■ **DOCUMENT SECTION**
******************************
So, here it is in all its splendid glory... Some questions I have. Can I use 64 bit with this old cpu? Is this old cpu worth keeping? Will all of these items be compatible?

Thanks for the input.


----------



## Wrench97 (May 10, 2008)

The E6700 is still quite capable and is a 64bit cpu, with the new board you'll be able to overclock it if needed.

The Dell cooler is a little funky I would replace it.
http://www.newegg.com/Product/Product.aspx?Item=N82E16835186134

The build looks good, nice choices.


----------



## Gryffs (Sep 6, 2009)

Possible issue with the mobo. I was reading in the customer comments and read that the board does not support SLI and with my Video Card, I assume that would be an issue.
Am I correct with this observation? Any suggestions for a comparable replacement?

Thanks again.


----------



## Phædrus241 (Mar 28, 2009)

No, SLI only applies to two separate cards. The 7950X2 doesn't require SLI. Besides, SLI motherboards tend to be buggy when paired with Intel CPUs.


----------



## Gryffs (Sep 6, 2009)

Thanks for the fast response and for the info. I'm dieing to get this stuff ordered and in the shipping que.


----------



## 7toy9 (Oct 30, 2009)

Gryffs - best of luck on your new build. I too experienced a motherboard failure on my XPS 710 and share your frustration (and likely never will purchase a dell product again). 

I have decided to follow a similar route and cannibalize all available parts from my existing system (detailed below):

QX6700 3.2ghz Core 2 Extreme (reusing)
2x 8800 GTX in SLI (reusing)
1 KW power supply (can i reuse? why not?)
4GB DDR2 667 (selling and upgrading to DD3 1333)
500GB WD Barracuda (reuse)
150GB WD serial ATA/150 hard drives (RAID 0) (reuse)

I am replacing my motherboard with a new XFX 790i Ultra (http://www.newegg.com/Product/Product.aspx?Item=N82E16813141009) and a new Coolmaster Case (http://www.newegg.com/Product/Product.aspx?Item=N82E16811119160).

I welcome any thoughts - particularly regarding my power supply. I feel that I have spent enough already, and would love to reuse the power supply if possible!


----------



## Phædrus241 (Mar 28, 2009)

Depends. What's the make and model of the power supply?
******************************
■ **STORED DATA**
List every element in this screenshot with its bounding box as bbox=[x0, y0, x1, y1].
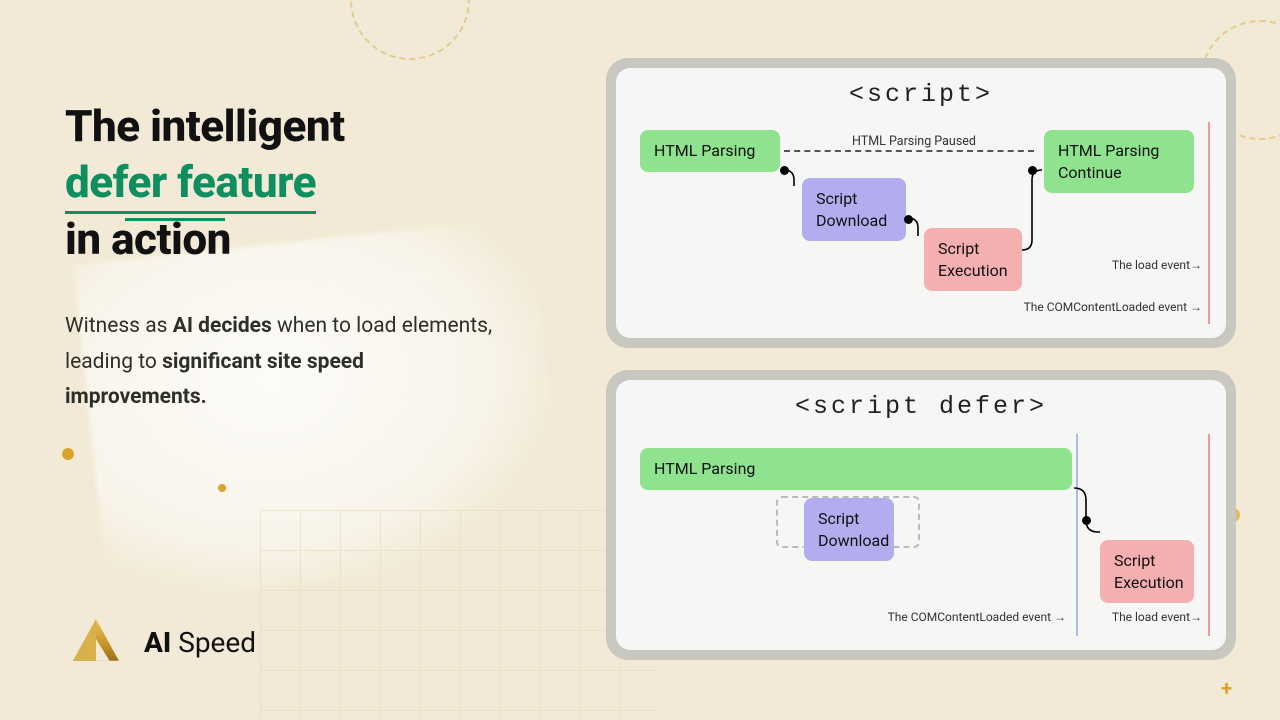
load-event-line bbox=[1208, 434, 1210, 636]
box-html-parsing: HTML Parsing bbox=[640, 448, 1072, 490]
dcl-event-label: The COMContentLoaded event → bbox=[888, 610, 1066, 624]
box-script-download: Script Download bbox=[804, 498, 894, 561]
connector-dot bbox=[780, 166, 789, 175]
headline-block: The intelligent defer feature in action … bbox=[65, 98, 535, 416]
page-title: The intelligent defer feature in action bbox=[65, 98, 535, 267]
load-event-label: The load event→ bbox=[1112, 610, 1202, 624]
brand-name: AI Speed bbox=[144, 626, 256, 659]
connector-dot bbox=[1028, 166, 1037, 175]
brand-logo-icon bbox=[70, 616, 122, 668]
diagram-script-normal: <script> HTML Parsing HTML Parsing Pause… bbox=[606, 58, 1236, 348]
load-event-line bbox=[1208, 122, 1210, 324]
diagram-title: <script defer> bbox=[616, 392, 1226, 421]
load-event-label: The load event→ bbox=[1112, 258, 1202, 272]
brand: AI Speed bbox=[70, 616, 256, 668]
diagram-title: <script> bbox=[616, 80, 1226, 109]
bg-dashed-arc bbox=[350, 0, 470, 60]
box-script-execution: Script Execution bbox=[1100, 540, 1194, 603]
diagram-script-defer: <script defer> HTML Parsing Script Downl… bbox=[606, 370, 1236, 660]
plus-icon: + bbox=[1221, 676, 1232, 700]
box-html-parsing: HTML Parsing bbox=[640, 130, 780, 172]
headline-highlight: defer feature bbox=[65, 154, 316, 210]
bg-dot bbox=[218, 484, 226, 492]
bg-grid bbox=[260, 510, 660, 720]
description: Witness as AI decides when to load eleme… bbox=[65, 309, 495, 416]
connector-dot bbox=[1082, 516, 1091, 525]
dcl-event-line bbox=[1076, 434, 1078, 636]
connector-dot bbox=[904, 215, 913, 224]
dcl-event-label: The COMContentLoaded event → bbox=[1024, 300, 1202, 314]
paused-label: HTML Parsing Paused bbox=[852, 134, 976, 149]
bg-dot bbox=[62, 448, 74, 460]
headline-line1: The intelligent bbox=[65, 100, 345, 152]
box-script-download: Script Download bbox=[802, 178, 906, 241]
box-html-parsing-continue: HTML Parsing Continue bbox=[1044, 130, 1194, 193]
paused-dashed-line bbox=[784, 150, 1034, 152]
box-script-execution: Script Execution bbox=[924, 228, 1022, 291]
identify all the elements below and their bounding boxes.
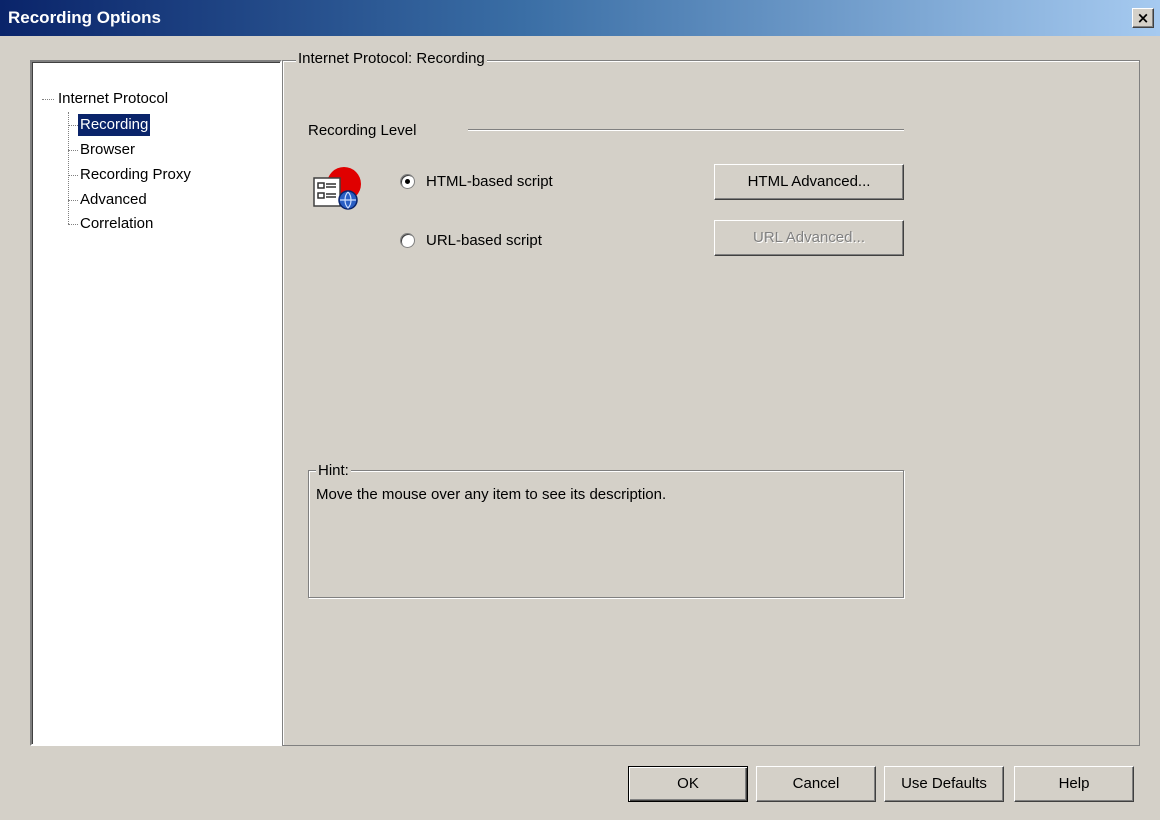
- tree-item-label: Recording Proxy: [80, 166, 191, 183]
- options-tree[interactable]: Internet Protocol Recording Browser Reco…: [30, 60, 282, 746]
- html-advanced-button[interactable]: HTML Advanced...: [714, 164, 904, 200]
- section-divider: [468, 129, 904, 131]
- ok-button[interactable]: OK: [628, 766, 748, 802]
- title-bar: Recording Options ×: [0, 0, 1160, 36]
- window-title: Recording Options: [8, 8, 161, 27]
- tree-connector: [68, 125, 78, 126]
- tree-connector: [68, 200, 78, 201]
- tree-item-label: Correlation: [80, 215, 154, 232]
- recording-level-icon: [313, 167, 361, 210]
- tree-root-connector: [42, 99, 54, 100]
- cancel-button[interactable]: Cancel: [756, 766, 876, 802]
- tree-connector: [68, 150, 78, 151]
- close-icon: ×: [1136, 9, 1150, 27]
- tree-connector: [68, 224, 78, 225]
- tree-item-label: Advanced: [80, 191, 147, 208]
- radio-button[interactable]: [400, 174, 415, 189]
- help-button[interactable]: Help: [1014, 766, 1134, 802]
- hint-label: Hint:: [316, 462, 351, 479]
- panel-title: Internet Protocol: Recording: [296, 50, 487, 67]
- url-advanced-button[interactable]: URL Advanced...: [714, 220, 904, 256]
- settings-panel: [282, 60, 1140, 746]
- radio-dot: [405, 179, 410, 184]
- hint-text: Move the mouse over any item to see its …: [316, 486, 667, 503]
- dialog-body: Internet Protocol Recording Browser Reco…: [0, 36, 1160, 820]
- radio-button[interactable]: [400, 233, 415, 248]
- recording-level-label: Recording Level: [308, 122, 417, 139]
- tree-vertical-connector: [68, 112, 69, 224]
- tree-item-label: Browser: [80, 141, 136, 158]
- use-defaults-button[interactable]: Use Defaults: [884, 766, 1004, 802]
- url-based-label: URL-based script: [426, 232, 542, 249]
- tree-item-label: Internet Protocol: [58, 90, 169, 107]
- tree-connector: [68, 175, 78, 176]
- close-button[interactable]: ×: [1132, 8, 1154, 28]
- html-based-label: HTML-based script: [426, 173, 553, 190]
- tree-item-label: Recording: [78, 114, 151, 136]
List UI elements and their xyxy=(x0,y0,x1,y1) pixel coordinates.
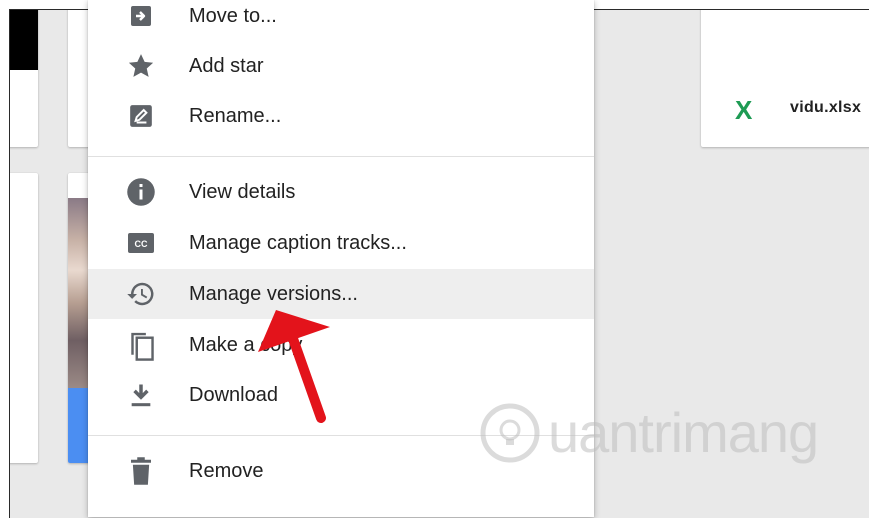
menu-item-label: Remove xyxy=(189,459,264,482)
info-icon xyxy=(121,172,161,212)
menu-item-label: Manage versions... xyxy=(189,282,358,305)
menu-item-add-star[interactable]: Add star xyxy=(88,41,594,91)
download-icon xyxy=(121,375,161,415)
menu-divider xyxy=(88,156,594,157)
menu-item-rename[interactable]: Rename... xyxy=(88,91,594,141)
context-menu: Move to... Add star Rename... View detai… xyxy=(88,0,594,517)
menu-item-download[interactable]: Download xyxy=(88,370,594,420)
file-card[interactable] xyxy=(10,173,38,463)
menu-item-view-details[interactable]: View details xyxy=(88,167,594,217)
menu-item-move-to[interactable]: Move to... xyxy=(88,0,594,41)
menu-divider xyxy=(88,435,594,436)
history-icon xyxy=(121,274,161,314)
menu-item-label: Rename... xyxy=(189,104,282,127)
file-card[interactable] xyxy=(10,10,38,147)
star-icon xyxy=(121,46,161,86)
rename-icon xyxy=(121,96,161,136)
svg-text:CC: CC xyxy=(135,239,148,249)
excel-icon: X xyxy=(735,95,753,125)
menu-item-manage-versions[interactable]: Manage versions... xyxy=(88,269,594,319)
menu-item-label: Manage caption tracks... xyxy=(189,231,407,254)
menu-item-label: Add star xyxy=(189,54,264,77)
copy-icon xyxy=(121,325,161,365)
trash-icon xyxy=(121,451,161,491)
menu-item-manage-caption-tracks[interactable]: CC Manage caption tracks... xyxy=(88,218,594,268)
menu-item-label: Make a copy xyxy=(189,333,303,356)
move-to-icon xyxy=(121,0,161,36)
menu-item-make-a-copy[interactable]: Make a copy xyxy=(88,320,594,370)
menu-item-label: Download xyxy=(189,383,278,406)
file-thumbnail xyxy=(10,10,38,70)
file-name[interactable]: vidu.xlsx xyxy=(790,99,861,117)
menu-item-label: Move to... xyxy=(189,4,277,27)
menu-item-remove[interactable]: Remove xyxy=(88,446,594,496)
file-card-vidu[interactable]: X vidu.xlsx xyxy=(701,10,869,147)
menu-item-label: View details xyxy=(189,180,296,203)
caption-icon: CC xyxy=(121,223,161,263)
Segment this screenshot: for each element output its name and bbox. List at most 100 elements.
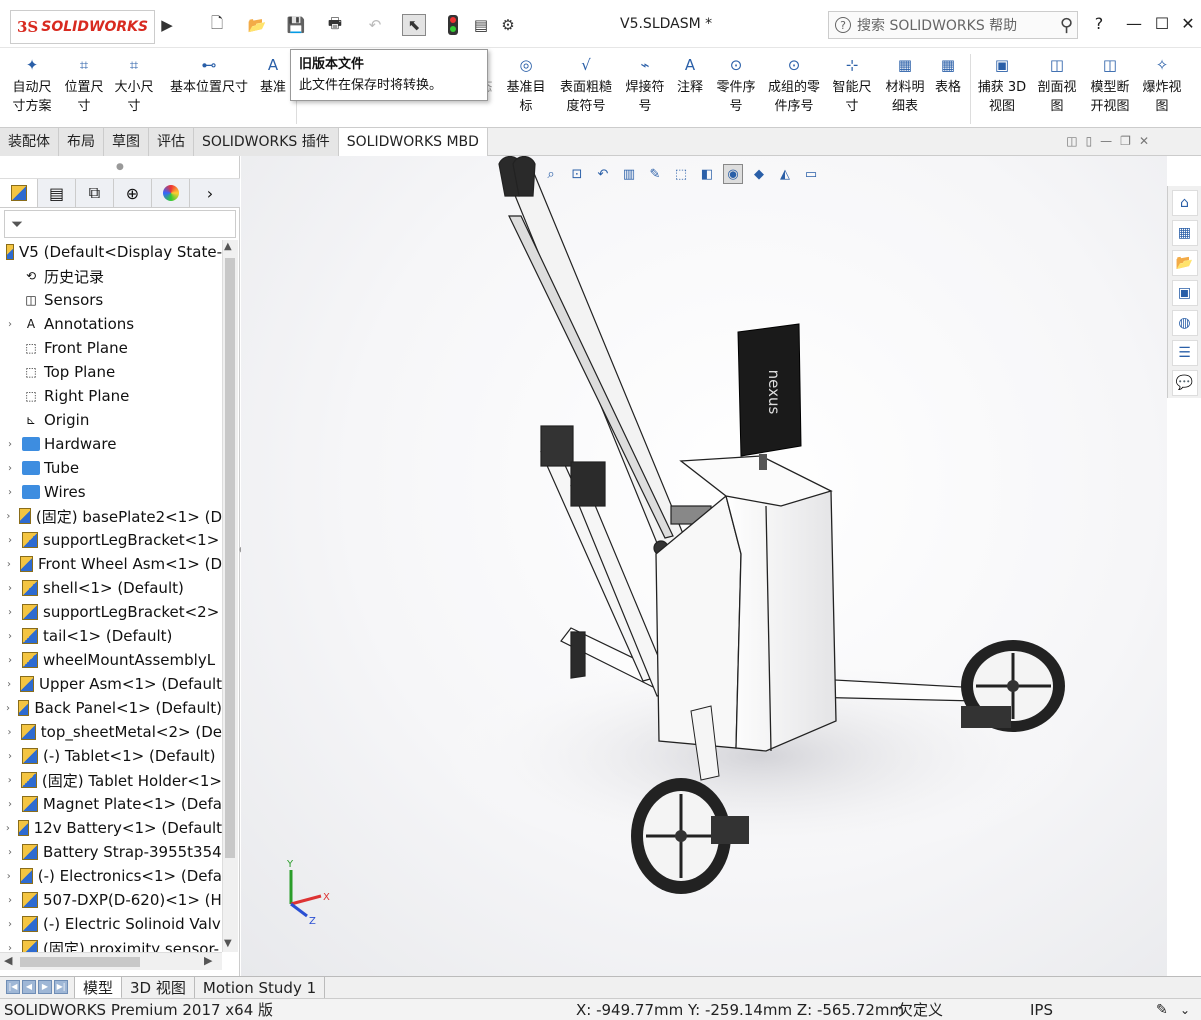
******************************
■ **REQUIRED WORK**
Answer these questions from the PC build thread:
1. What does Wrench97 say the new board will let the E6700 do?
2. What does Phædrus241 say SLI applies to?
3. Which motherboard is 7toy9 using as a replacement?

■ **EXPECTED OUTPUT**
1. It will let the E6700 be overclocked if needed.
2. SLI only applies to two separate cards.
3. A new XFX 790i Ultra.